TASK BRIEF:
Write out every record below exactly as it appears.

SUPPLIED DATA:
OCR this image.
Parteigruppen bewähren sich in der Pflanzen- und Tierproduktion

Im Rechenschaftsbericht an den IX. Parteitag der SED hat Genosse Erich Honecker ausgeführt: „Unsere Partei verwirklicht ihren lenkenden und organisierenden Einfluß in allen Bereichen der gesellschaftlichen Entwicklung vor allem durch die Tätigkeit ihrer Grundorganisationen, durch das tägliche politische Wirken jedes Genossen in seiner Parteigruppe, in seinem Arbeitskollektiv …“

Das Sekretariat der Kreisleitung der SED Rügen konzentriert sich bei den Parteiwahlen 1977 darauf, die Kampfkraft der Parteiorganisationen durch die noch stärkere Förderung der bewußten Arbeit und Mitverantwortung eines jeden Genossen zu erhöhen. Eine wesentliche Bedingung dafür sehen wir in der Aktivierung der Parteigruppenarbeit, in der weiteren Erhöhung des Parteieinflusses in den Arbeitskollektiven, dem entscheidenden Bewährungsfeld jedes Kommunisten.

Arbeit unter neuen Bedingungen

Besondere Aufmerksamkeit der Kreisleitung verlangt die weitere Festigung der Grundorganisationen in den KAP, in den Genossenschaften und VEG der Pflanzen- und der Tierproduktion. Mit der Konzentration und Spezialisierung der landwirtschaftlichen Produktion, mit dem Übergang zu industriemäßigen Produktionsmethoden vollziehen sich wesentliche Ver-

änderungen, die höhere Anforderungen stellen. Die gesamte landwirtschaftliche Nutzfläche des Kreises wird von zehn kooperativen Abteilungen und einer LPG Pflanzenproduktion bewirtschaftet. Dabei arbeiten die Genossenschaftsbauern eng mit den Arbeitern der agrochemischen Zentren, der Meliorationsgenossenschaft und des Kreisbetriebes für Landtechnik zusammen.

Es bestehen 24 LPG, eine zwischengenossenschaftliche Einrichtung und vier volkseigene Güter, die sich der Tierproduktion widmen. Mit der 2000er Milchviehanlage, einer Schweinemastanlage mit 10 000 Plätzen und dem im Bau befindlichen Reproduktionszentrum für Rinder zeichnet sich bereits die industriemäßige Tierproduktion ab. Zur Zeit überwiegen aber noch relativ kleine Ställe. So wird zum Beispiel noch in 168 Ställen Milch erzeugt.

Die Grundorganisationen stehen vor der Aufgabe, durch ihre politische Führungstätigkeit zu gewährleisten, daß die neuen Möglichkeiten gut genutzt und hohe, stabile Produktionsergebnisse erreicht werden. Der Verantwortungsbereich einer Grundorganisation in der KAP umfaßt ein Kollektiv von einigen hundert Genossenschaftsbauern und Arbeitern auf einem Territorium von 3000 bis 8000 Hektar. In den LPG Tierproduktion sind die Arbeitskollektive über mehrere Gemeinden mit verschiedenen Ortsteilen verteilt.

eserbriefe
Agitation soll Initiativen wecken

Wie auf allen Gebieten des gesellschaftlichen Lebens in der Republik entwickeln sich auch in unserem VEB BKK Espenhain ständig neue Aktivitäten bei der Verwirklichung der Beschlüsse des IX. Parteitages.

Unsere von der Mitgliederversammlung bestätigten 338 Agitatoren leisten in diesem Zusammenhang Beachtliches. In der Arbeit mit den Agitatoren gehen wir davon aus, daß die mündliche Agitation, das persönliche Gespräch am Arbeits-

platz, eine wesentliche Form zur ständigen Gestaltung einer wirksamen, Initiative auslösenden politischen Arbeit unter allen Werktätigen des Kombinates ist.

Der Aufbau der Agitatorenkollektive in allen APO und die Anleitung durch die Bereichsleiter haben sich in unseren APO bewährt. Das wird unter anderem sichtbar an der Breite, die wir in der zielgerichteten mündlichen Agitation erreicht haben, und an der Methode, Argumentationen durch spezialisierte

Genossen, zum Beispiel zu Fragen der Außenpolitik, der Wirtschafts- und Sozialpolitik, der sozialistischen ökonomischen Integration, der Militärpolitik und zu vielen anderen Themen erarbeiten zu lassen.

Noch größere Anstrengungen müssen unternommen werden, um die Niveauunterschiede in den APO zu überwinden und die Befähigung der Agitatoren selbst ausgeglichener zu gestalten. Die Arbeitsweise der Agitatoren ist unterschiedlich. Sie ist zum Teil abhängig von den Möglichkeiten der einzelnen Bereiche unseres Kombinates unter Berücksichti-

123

WRITTEN ANSWER:
OCR this image.
Parteigruppen bewähren sich in der Pflanzen- und Tierproduktion

Im Rechenschaftsbericht an den IX. Parteitag der SED hat Genosse Erich Honecker ausgeführt: „Unsere Partei verwirklicht ihren lenkenden und organisierenden Einfluß in allen Bereichen der gesellschaftlichen Entwicklung vor allem durch die Tätigkeit ihrer Grundorganisationen, durch das tägliche politische Wirken jedes Genossen in seiner Parteigruppe, in seinem Arbeitskollektiv …“

Das Sekretariat der Kreisleitung der SED Rügen konzentriert sich bei den Parteiwahlen 1977 darauf, die Kampfkraft der Parteiorganisationen durch die noch stärkere Förderung der bewußten Arbeit und Mitverantwortung eines jeden Genossen zu erhöhen. Eine wesentliche Bedingung dafür sehen wir in der Aktivierung der Parteigruppenarbeit, in der weiteren Erhöhung des Parteieinflusses in den Arbeitskollektiven, dem entscheidenden Bewährungsfeld jedes Kommunisten.

Arbeit unter neuen Bedingungen

Besondere Aufmerksamkeit der Kreisleitung verlangt die weitere Festigung der Grundorganisationen in den KAP, in den Genossenschaften und VEG der Pflanzen- und der Tierproduktion. Mit der Konzentration und Spezialisierung der landwirtschaftlichen Produktion, mit dem Übergang zu industriemäßigen Produktionsmethoden vollziehen sich wesentliche Ver-

änderungen, die höhere Anforderungen stellen. Die gesamte landwirtschaftliche Nutzfläche des Kreises wird von zehn kooperativen Abteilungen und einer LPG Pflanzenproduktion bewirtschaftet. Dabei arbeiten die Genossenschaftsbauern eng mit den Arbeitern der agrochemischen Zentren, der Meliorationsgenossenschaft und des Kreisbetriebes für Landtechnik zusammen.

Es bestehen 24 LPG, eine zwischengenossenschaftliche Einrichtung und vier volkseigene Güter, die sich der Tierproduktion widmen. Mit der 2000er Milchviehanlage, einer Schweinemastanlage mit 10 000 Plätzen und dem im Bau befindlichen Reproduktionszentrum für Rinder zeichnet sich bereits die industriemäßige Tierproduktion ab. Zur Zeit überwiegen aber noch relativ kleine Ställe. So wird zum Beispiel noch in 168 Ställen Milch erzeugt.

Die Grundorganisationen stehen vor der Aufgabe, durch ihre politische Führungstätigkeit zu gewährleisten, daß die neuen Möglichkeiten gut genutzt und hohe, stabile Produktionsergebnisse erreicht werden. Der Verantwortungsbereich einer Grundorganisation in der KAP umfaßt ein Kollektiv von einigen hundert Genossenschaftsbauern und Arbeitern auf einem Territorium von 3000 bis 8000 Hektar. In den LPG Tierproduktion sind die Arbeitskollektive über mehrere Gemeinden mit verschiedenen Ortsteilen verteilt.

eserbriefe
Agitation soll Initiativen wecken

Wie auf allen Gebieten des gesellschaftlichen Lebens in der Republik entwickeln sich auch in unserem VEB BKK Espenhain ständig neue Aktivitäten bei der Verwirklichung der Beschlüsse des IX. Parteitages.

Unsere von der Mitgliederversammlung bestätigten 338 Agitatoren leisten in diesem Zusammenhang Beachtliches. In der Arbeit mit den Agitatoren gehen wir davon aus, daß die mündliche Agitation, das persönliche Gespräch am Arbeits-

platz, eine wesentliche Form zur ständigen Gestaltung einer wirksamen, Initiative auslösenden politischen Arbeit unter allen Werktätigen des Kombinates ist.

Der Aufbau der Agitatorenkollektive in allen APO und die Anleitung durch die Bereichsleiter haben sich in unseren APO bewährt. Das wird unter anderem sichtbar an der Breite, die wir in der zielgerichteten mündlichen Agitation erreicht haben, und an der Methode, Argumentationen durch spezialisierte

Genossen, zum Beispiel zu Fragen der Außenpolitik, der Wirtschafts- und Sozialpolitik, der sozialistischen ökonomischen Integration, der Militärpolitik und zu vielen anderen Themen erarbeiten zu lassen.

Noch größere Anstrengungen müssen unternommen werden, um die Niveauunterschiede in den APO zu überwinden und die Befähigung der Agitatoren selbst ausgeglichener zu gestalten. Die Arbeitsweise der Agitatoren ist unterschiedlich. Sie ist zum Teil abhängig von den Möglichkeiten der einzelnen Bereiche unseres Kombinates unter Berücksichti-

123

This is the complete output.